=== Exercise directions ===
Quote the records below in full, exactly as given, with the images taken out.
* * * * *
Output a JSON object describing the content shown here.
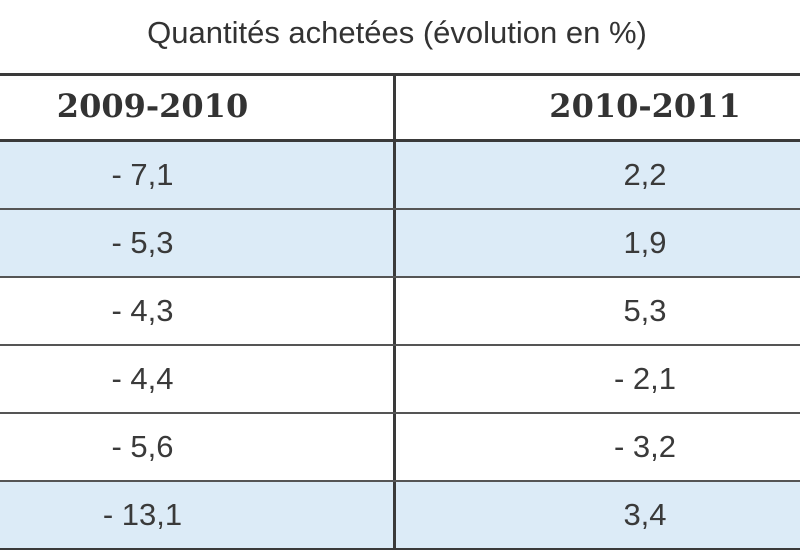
{
  "table": {
    "title": "Quantités achetées (évolution en %)",
    "headers": [
      "2009-2010",
      "2010-2011"
    ],
    "rows": [
      {
        "a": "- 7,1",
        "b": "2,2",
        "shaded": true
      },
      {
        "a": "- 5,3",
        "b": "1,9",
        "shaded": true
      },
      {
        "a": "- 4,3",
        "b": "5,3",
        "shaded": false
      },
      {
        "a": "- 4,4",
        "b": "- 2,1",
        "shaded": false
      },
      {
        "a": "- 5,6",
        "b": "- 3,2",
        "shaded": false
      },
      {
        "a": "- 13,1",
        "b": "3,4",
        "shaded": true
      }
    ]
  },
  "colors": {
    "shaded_row": "#dcebf7",
    "grid_line": "#3a3a3a",
    "text": "#333333"
  }
}
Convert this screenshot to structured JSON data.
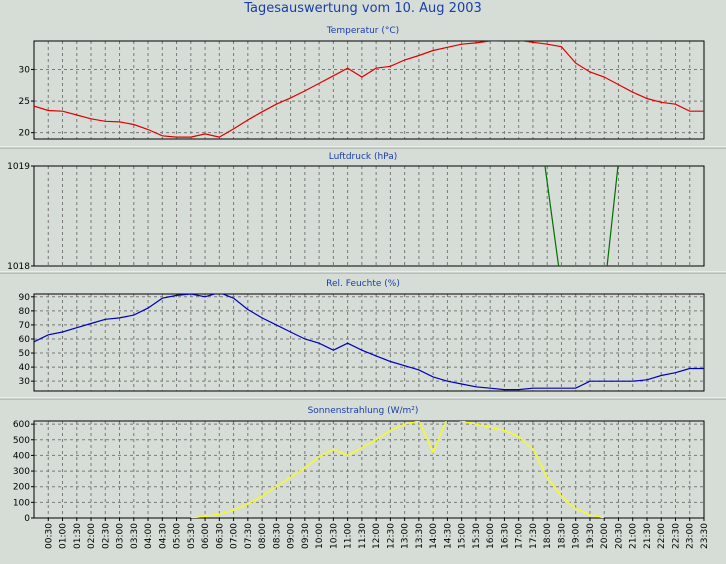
{
  "title": "Tagesauswertung vom 10. Aug 2003",
  "colors": {
    "background": "#d6ddd6",
    "plot": "#d6ddd6",
    "grid": "#7a7a7a",
    "title": "#1a3ea8"
  },
  "x_tick_labels": [
    "00:30",
    "01:00",
    "01:30",
    "02:00",
    "02:30",
    "03:00",
    "03:30",
    "04:00",
    "04:30",
    "05:00",
    "05:30",
    "06:00",
    "06:30",
    "07:00",
    "07:30",
    "08:00",
    "08:30",
    "09:00",
    "09:30",
    "10:00",
    "10:30",
    "11:00",
    "11:30",
    "12:00",
    "12:30",
    "13:00",
    "13:30",
    "14:00",
    "14:30",
    "15:00",
    "15:30",
    "16:00",
    "16:30",
    "17:00",
    "17:30",
    "18:00",
    "18:30",
    "19:00",
    "19:30",
    "20:00",
    "20:30",
    "21:00",
    "21:30",
    "22:00",
    "22:30",
    "23:00",
    "23:30"
  ],
  "chart_data": [
    {
      "type": "line",
      "title": "Temperatur (°C)",
      "color": "#e00000",
      "ylim": [
        19,
        34.5
      ],
      "yticks": [
        20,
        25,
        30
      ],
      "grid": true,
      "series": [
        {
          "x": [
            0,
            0.5,
            1,
            1.5,
            2,
            2.5,
            3,
            3.5,
            4,
            4.5,
            5,
            5.5,
            6,
            6.5,
            7,
            7.5,
            8,
            8.5,
            9,
            9.5,
            10,
            10.5,
            11,
            11.5,
            12,
            12.5,
            13,
            13.5,
            14,
            14.5,
            15,
            15.5,
            16,
            16.5,
            17,
            17.5,
            18,
            18.5,
            19,
            19.5,
            20,
            20.5,
            21,
            21.5,
            22,
            22.5,
            23,
            23.5
          ],
          "y": [
            24.2,
            23.5,
            23.4,
            22.8,
            22.2,
            21.8,
            21.7,
            21.3,
            20.5,
            19.5,
            19.3,
            19.3,
            19.8,
            19.3,
            20.6,
            22.0,
            23.3,
            24.5,
            25.5,
            26.6,
            27.8,
            29.0,
            30.2,
            28.8,
            30.2,
            30.5,
            31.5,
            32.2,
            33.0,
            33.5,
            34.0,
            34.2,
            34.5,
            34.6,
            34.6,
            34.3,
            34.0,
            33.6,
            31.0,
            29.6,
            28.8,
            27.6,
            26.4,
            25.4,
            24.8,
            24.5,
            23.4,
            23.4
          ]
        }
      ]
    },
    {
      "type": "line",
      "title": "Luftdruck (hPa)",
      "color": "#007000",
      "ylim": [
        1018,
        1019
      ],
      "yticks": [
        1018,
        1019
      ],
      "grid": true,
      "series": [
        {
          "x": [
            17.9,
            18.4,
            18.5,
            20.0,
            20.1,
            20.5
          ],
          "y": [
            1019.05,
            1018.0,
            1017.9,
            1017.9,
            1018.0,
            1019.05
          ]
        }
      ]
    },
    {
      "type": "line",
      "title": "Rel. Feuchte (%)",
      "color": "#0000c0",
      "ylim": [
        23,
        92
      ],
      "yticks": [
        30,
        40,
        50,
        60,
        70,
        80,
        90
      ],
      "grid": true,
      "series": [
        {
          "x": [
            0,
            0.5,
            1,
            1.5,
            2,
            2.5,
            3,
            3.5,
            4,
            4.5,
            5,
            5.5,
            6,
            6.5,
            7,
            7.5,
            8,
            8.5,
            9,
            9.5,
            10,
            10.5,
            11,
            11.5,
            12,
            12.5,
            13,
            13.5,
            14,
            14.5,
            15,
            15.5,
            16,
            16.5,
            17,
            17.5,
            18,
            18.5,
            19,
            19.5,
            20,
            20.5,
            21,
            21.5,
            22,
            22.5,
            23,
            23.5
          ],
          "y": [
            58,
            63,
            65,
            68,
            71,
            74,
            75,
            77,
            82,
            89,
            91,
            92,
            90,
            93,
            89,
            81,
            75,
            70,
            65,
            60,
            57,
            52,
            57,
            52,
            48,
            44,
            41,
            38,
            33,
            30,
            28,
            26,
            25,
            24,
            24,
            25,
            25,
            25,
            25,
            30,
            30,
            30,
            30,
            31,
            34,
            36,
            39,
            39
          ]
        }
      ]
    },
    {
      "type": "line",
      "title": "Sonnenstrahlung (W/m²)",
      "color": "#ffff00",
      "ylim": [
        0,
        620
      ],
      "yticks": [
        0,
        100,
        200,
        300,
        400,
        500,
        600
      ],
      "grid": true,
      "series": [
        {
          "x": [
            5.5,
            6,
            6.5,
            7,
            7.5,
            8,
            8.5,
            9,
            9.5,
            10,
            10.5,
            11,
            11.5,
            12,
            12.5,
            13,
            13.5,
            14,
            14.5,
            15,
            15.5,
            16,
            16.5,
            17,
            17.5,
            18,
            18.5,
            19,
            19.5,
            20
          ],
          "y": [
            0,
            10,
            25,
            50,
            90,
            140,
            200,
            260,
            320,
            390,
            440,
            400,
            450,
            500,
            560,
            600,
            620,
            420,
            640,
            620,
            600,
            580,
            560,
            520,
            440,
            260,
            140,
            60,
            20,
            0
          ]
        }
      ]
    }
  ]
}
* * * * *
=== Worked answer ===
Output a JSON object describing the content shown here.
{
  "table": {
    "title": "Quantités achetées (évolution en %)",
    "headers": [
      "2009-2010",
      "2010-2011"
    ],
    "rows": [
      {
        "a": "- 7,1",
        "b": "2,2",
        "shaded": true
      },
      {
        "a": "- 5,3",
        "b": "1,9",
        "shaded": true
      },
      {
        "a": "- 4,3",
        "b": "5,3",
        "shaded": false
      },
      {
        "a": "- 4,4",
        "b": "- 2,1",
        "shaded": false
      },
      {
        "a": "- 5,6",
        "b": "- 3,2",
        "shaded": false
      },
      {
        "a": "- 13,1",
        "b": "3,4",
        "shaded": true
      }
    ]
  },
  "colors": {
    "shaded_row": "#dcebf7",
    "grid_line": "#3a3a3a",
    "text": "#333333"
  }
}
Convert this screenshot to structured JSON data.
{
  "title": "Tagesauswertung vom 10. Aug 2003",
  "colors": {
    "background": "#d6ddd6",
    "plot": "#d6ddd6",
    "grid": "#7a7a7a",
    "title": "#1a3ea8"
  },
  "x_tick_labels": [
    "00:30",
    "01:00",
    "01:30",
    "02:00",
    "02:30",
    "03:00",
    "03:30",
    "04:00",
    "04:30",
    "05:00",
    "05:30",
    "06:00",
    "06:30",
    "07:00",
    "07:30",
    "08:00",
    "08:30",
    "09:00",
    "09:30",
    "10:00",
    "10:30",
    "11:00",
    "11:30",
    "12:00",
    "12:30",
    "13:00",
    "13:30",
    "14:00",
    "14:30",
    "15:00",
    "15:30",
    "16:00",
    "16:30",
    "17:00",
    "17:30",
    "18:00",
    "18:30",
    "19:00",
    "19:30",
    "20:00",
    "20:30",
    "21:00",
    "21:30",
    "22:00",
    "22:30",
    "23:00",
    "23:30"
  ],
  "chart_data": [
    {
      "type": "line",
      "title": "Temperatur (°C)",
      "color": "#e00000",
      "ylim": [
        19,
        34.5
      ],
      "yticks": [
        20,
        25,
        30
      ],
      "grid": true,
      "series": [
        {
          "x": [
            0,
            0.5,
            1,
            1.5,
            2,
            2.5,
            3,
            3.5,
            4,
            4.5,
            5,
            5.5,
            6,
            6.5,
            7,
            7.5,
            8,
            8.5,
            9,
            9.5,
            10,
            10.5,
            11,
            11.5,
            12,
            12.5,
            13,
            13.5,
            14,
            14.5,
            15,
            15.5,
            16,
            16.5,
            17,
            17.5,
            18,
            18.5,
            19,
            19.5,
            20,
            20.5,
            21,
            21.5,
            22,
            22.5,
            23,
            23.5
          ],
          "y": [
            24.2,
            23.5,
            23.4,
            22.8,
            22.2,
            21.8,
            21.7,
            21.3,
            20.5,
            19.5,
            19.3,
            19.3,
            19.8,
            19.3,
            20.6,
            22.0,
            23.3,
            24.5,
            25.5,
            26.6,
            27.8,
            29.0,
            30.2,
            28.8,
            30.2,
            30.5,
            31.5,
            32.2,
            33.0,
            33.5,
            34.0,
            34.2,
            34.5,
            34.6,
            34.6,
            34.3,
            34.0,
            33.6,
            31.0,
            29.6,
            28.8,
            27.6,
            26.4,
            25.4,
            24.8,
            24.5,
            23.4,
            23.4
          ]
        }
      ]
    },
    {
      "type": "line",
      "title": "Luftdruck (hPa)",
      "color": "#007000",
      "ylim": [
        1018,
        1019
      ],
      "yticks": [
        1018,
        1019
      ],
      "grid": true,
      "series": [
        {
          "x": [
            17.9,
            18.4,
            18.5,
            20.0,
            20.1,
            20.5
          ],
          "y": [
            1019.05,
            1018.0,
            1017.9,
            1017.9,
            1018.0,
            1019.05
          ]
        }
      ]
    },
    {
      "type": "line",
      "title": "Rel. Feuchte (%)",
      "color": "#0000c0",
      "ylim": [
        23,
        92
      ],
      "yticks": [
        30,
        40,
        50,
        60,
        70,
        80,
        90
      ],
      "grid": true,
      "series": [
        {
          "x": [
            0,
            0.5,
            1,
            1.5,
            2,
            2.5,
            3,
            3.5,
            4,
            4.5,
            5,
            5.5,
            6,
            6.5,
            7,
            7.5,
            8,
            8.5,
            9,
            9.5,
            10,
            10.5,
            11,
            11.5,
            12,
            12.5,
            13,
            13.5,
            14,
            14.5,
            15,
            15.5,
            16,
            16.5,
            17,
            17.5,
            18,
            18.5,
            19,
            19.5,
            20,
            20.5,
            21,
            21.5,
            22,
            22.5,
            23,
            23.5
          ],
          "y": [
            58,
            63,
            65,
            68,
            71,
            74,
            75,
            77,
            82,
            89,
            91,
            92,
            90,
            93,
            89,
            81,
            75,
            70,
            65,
            60,
            57,
            52,
            57,
            52,
            48,
            44,
            41,
            38,
            33,
            30,
            28,
            26,
            25,
            24,
            24,
            25,
            25,
            25,
            25,
            30,
            30,
            30,
            30,
            31,
            34,
            36,
            39,
            39
          ]
        }
      ]
    },
    {
      "type": "line",
      "title": "Sonnenstrahlung (W/m²)",
      "color": "#ffff00",
      "ylim": [
        0,
        620
      ],
      "yticks": [
        0,
        100,
        200,
        300,
        400,
        500,
        600
      ],
      "grid": true,
      "series": [
        {
          "x": [
            5.5,
            6,
            6.5,
            7,
            7.5,
            8,
            8.5,
            9,
            9.5,
            10,
            10.5,
            11,
            11.5,
            12,
            12.5,
            13,
            13.5,
            14,
            14.5,
            15,
            15.5,
            16,
            16.5,
            17,
            17.5,
            18,
            18.5,
            19,
            19.5,
            20
          ],
          "y": [
            0,
            10,
            25,
            50,
            90,
            140,
            200,
            260,
            320,
            390,
            440,
            400,
            450,
            500,
            560,
            600,
            620,
            420,
            640,
            620,
            600,
            580,
            560,
            520,
            440,
            260,
            140,
            60,
            20,
            0
          ]
        }
      ]
    }
  ]
}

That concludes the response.